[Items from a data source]
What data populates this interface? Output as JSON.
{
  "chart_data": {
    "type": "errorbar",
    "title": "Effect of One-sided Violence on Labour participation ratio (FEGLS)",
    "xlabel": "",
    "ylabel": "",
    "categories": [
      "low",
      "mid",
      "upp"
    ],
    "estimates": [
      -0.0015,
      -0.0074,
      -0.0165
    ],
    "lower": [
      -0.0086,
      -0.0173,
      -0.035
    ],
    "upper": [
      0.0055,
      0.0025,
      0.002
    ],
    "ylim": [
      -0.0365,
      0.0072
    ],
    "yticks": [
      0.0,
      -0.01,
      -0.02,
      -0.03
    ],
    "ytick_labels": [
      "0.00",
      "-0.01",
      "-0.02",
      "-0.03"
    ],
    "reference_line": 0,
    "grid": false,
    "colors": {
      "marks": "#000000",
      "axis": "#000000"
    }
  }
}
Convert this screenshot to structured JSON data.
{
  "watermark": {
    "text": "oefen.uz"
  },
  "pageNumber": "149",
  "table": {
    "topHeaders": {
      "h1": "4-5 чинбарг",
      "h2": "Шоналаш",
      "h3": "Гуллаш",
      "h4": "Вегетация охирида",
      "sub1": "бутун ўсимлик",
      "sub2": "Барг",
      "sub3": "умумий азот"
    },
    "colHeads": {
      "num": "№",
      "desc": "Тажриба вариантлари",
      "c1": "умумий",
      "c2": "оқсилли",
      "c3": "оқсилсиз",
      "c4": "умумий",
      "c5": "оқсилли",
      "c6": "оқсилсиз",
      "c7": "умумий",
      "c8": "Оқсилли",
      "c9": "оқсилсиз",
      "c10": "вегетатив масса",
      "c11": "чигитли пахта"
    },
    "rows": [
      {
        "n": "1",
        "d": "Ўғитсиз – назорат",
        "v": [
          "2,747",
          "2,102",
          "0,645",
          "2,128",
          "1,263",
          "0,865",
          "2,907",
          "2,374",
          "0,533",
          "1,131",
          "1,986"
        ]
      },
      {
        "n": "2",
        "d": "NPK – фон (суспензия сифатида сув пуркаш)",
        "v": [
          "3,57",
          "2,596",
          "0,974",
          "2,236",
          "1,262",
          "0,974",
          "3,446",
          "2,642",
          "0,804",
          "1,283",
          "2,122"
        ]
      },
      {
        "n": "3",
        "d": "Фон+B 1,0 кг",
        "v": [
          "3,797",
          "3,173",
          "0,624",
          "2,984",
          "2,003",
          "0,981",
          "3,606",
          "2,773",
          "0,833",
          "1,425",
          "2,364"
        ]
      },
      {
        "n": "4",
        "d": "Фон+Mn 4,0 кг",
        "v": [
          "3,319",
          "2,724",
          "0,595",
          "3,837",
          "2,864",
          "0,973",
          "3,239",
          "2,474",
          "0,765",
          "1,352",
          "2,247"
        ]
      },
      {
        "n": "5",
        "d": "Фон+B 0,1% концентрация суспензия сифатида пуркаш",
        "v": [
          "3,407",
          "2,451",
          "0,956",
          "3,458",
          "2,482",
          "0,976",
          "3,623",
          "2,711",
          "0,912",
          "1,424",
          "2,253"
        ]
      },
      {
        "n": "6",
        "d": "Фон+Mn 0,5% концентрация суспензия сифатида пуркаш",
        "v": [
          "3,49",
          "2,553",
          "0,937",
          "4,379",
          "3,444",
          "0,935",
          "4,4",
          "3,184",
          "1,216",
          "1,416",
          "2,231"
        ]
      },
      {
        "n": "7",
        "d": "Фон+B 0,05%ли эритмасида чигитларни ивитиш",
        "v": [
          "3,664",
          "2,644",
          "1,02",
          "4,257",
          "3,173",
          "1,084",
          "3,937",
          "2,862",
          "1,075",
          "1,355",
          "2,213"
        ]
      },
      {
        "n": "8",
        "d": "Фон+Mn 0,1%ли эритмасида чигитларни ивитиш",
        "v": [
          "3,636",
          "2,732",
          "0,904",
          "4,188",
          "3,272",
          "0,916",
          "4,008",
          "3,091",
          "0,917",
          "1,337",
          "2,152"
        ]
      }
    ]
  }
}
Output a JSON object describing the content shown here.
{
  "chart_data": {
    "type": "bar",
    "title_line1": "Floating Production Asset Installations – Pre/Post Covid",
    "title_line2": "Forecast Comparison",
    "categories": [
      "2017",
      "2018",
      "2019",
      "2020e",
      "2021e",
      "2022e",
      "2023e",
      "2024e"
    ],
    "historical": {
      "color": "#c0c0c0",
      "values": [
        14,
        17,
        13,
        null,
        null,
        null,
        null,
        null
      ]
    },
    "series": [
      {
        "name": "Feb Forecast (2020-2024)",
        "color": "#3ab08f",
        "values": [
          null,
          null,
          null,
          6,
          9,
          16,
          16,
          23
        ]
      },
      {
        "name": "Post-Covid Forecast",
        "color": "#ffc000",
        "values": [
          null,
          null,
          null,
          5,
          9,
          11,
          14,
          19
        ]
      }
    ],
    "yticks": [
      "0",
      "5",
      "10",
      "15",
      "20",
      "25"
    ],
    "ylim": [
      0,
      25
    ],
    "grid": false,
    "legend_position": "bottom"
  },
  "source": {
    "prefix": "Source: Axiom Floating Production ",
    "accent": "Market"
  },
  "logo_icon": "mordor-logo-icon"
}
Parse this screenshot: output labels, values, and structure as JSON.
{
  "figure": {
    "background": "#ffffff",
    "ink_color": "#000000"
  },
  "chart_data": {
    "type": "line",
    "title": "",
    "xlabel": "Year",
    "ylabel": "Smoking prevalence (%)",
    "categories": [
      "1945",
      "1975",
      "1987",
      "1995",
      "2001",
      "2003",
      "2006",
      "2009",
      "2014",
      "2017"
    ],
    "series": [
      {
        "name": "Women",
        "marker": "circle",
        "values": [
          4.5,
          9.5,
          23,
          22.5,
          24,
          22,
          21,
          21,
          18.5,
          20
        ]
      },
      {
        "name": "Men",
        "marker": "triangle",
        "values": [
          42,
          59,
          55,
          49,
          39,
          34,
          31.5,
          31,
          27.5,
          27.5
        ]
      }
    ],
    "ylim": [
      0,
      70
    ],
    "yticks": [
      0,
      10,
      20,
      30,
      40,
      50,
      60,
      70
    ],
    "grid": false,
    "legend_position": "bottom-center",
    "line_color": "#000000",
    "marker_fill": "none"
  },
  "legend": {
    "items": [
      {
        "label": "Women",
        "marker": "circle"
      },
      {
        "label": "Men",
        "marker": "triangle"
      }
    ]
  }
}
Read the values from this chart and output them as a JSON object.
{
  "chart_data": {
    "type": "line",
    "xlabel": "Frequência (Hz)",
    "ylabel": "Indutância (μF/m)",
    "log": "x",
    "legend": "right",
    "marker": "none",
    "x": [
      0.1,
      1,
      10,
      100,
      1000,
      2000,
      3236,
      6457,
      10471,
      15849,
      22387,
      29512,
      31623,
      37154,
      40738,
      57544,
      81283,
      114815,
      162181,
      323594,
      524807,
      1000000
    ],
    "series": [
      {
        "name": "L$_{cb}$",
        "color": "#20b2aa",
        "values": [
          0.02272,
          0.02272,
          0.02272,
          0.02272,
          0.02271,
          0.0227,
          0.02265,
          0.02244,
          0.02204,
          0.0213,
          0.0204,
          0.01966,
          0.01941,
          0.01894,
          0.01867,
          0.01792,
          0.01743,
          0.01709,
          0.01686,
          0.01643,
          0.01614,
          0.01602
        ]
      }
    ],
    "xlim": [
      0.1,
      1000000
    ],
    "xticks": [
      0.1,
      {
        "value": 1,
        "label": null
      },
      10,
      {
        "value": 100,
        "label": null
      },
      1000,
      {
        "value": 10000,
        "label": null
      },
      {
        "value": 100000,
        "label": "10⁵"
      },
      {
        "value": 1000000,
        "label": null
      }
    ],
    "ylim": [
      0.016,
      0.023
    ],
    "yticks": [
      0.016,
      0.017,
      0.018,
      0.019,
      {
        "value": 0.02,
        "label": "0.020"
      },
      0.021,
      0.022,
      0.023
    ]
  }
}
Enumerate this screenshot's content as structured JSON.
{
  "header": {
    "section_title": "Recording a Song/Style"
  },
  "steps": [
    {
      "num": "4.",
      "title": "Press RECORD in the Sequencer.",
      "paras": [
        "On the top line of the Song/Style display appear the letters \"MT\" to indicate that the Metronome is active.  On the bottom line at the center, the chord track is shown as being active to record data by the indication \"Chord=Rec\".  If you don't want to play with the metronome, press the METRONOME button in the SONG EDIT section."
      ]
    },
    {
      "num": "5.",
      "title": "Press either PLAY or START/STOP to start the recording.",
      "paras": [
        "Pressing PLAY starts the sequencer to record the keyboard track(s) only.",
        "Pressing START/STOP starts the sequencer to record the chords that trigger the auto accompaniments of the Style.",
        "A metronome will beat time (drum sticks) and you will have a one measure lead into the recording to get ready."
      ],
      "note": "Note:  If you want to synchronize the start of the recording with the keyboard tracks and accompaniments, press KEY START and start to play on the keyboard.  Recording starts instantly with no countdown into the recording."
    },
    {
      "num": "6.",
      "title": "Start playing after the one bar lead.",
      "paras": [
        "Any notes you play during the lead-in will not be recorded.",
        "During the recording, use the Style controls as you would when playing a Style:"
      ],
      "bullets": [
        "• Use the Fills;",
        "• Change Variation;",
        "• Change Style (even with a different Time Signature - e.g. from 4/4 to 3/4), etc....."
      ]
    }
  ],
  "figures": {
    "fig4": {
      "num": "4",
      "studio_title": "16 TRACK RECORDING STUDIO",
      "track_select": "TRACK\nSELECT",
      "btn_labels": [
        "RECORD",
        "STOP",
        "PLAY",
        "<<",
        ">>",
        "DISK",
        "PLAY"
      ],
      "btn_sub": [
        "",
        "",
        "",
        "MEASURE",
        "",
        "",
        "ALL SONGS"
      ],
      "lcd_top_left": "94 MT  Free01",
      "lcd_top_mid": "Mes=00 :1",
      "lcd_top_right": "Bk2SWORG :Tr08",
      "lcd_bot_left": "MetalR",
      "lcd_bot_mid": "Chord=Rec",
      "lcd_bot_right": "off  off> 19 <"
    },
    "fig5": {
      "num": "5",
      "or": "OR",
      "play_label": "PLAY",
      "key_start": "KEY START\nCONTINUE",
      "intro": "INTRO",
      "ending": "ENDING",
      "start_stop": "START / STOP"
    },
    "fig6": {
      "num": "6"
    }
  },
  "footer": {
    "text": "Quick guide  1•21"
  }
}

--- WHAT YOU ARE ASKED TO DO ---
Find the number of lines in which the word "screenshot" occurs, and write nothing but that number.

--- SOLUTION FOR THIS EXERCISE ---
3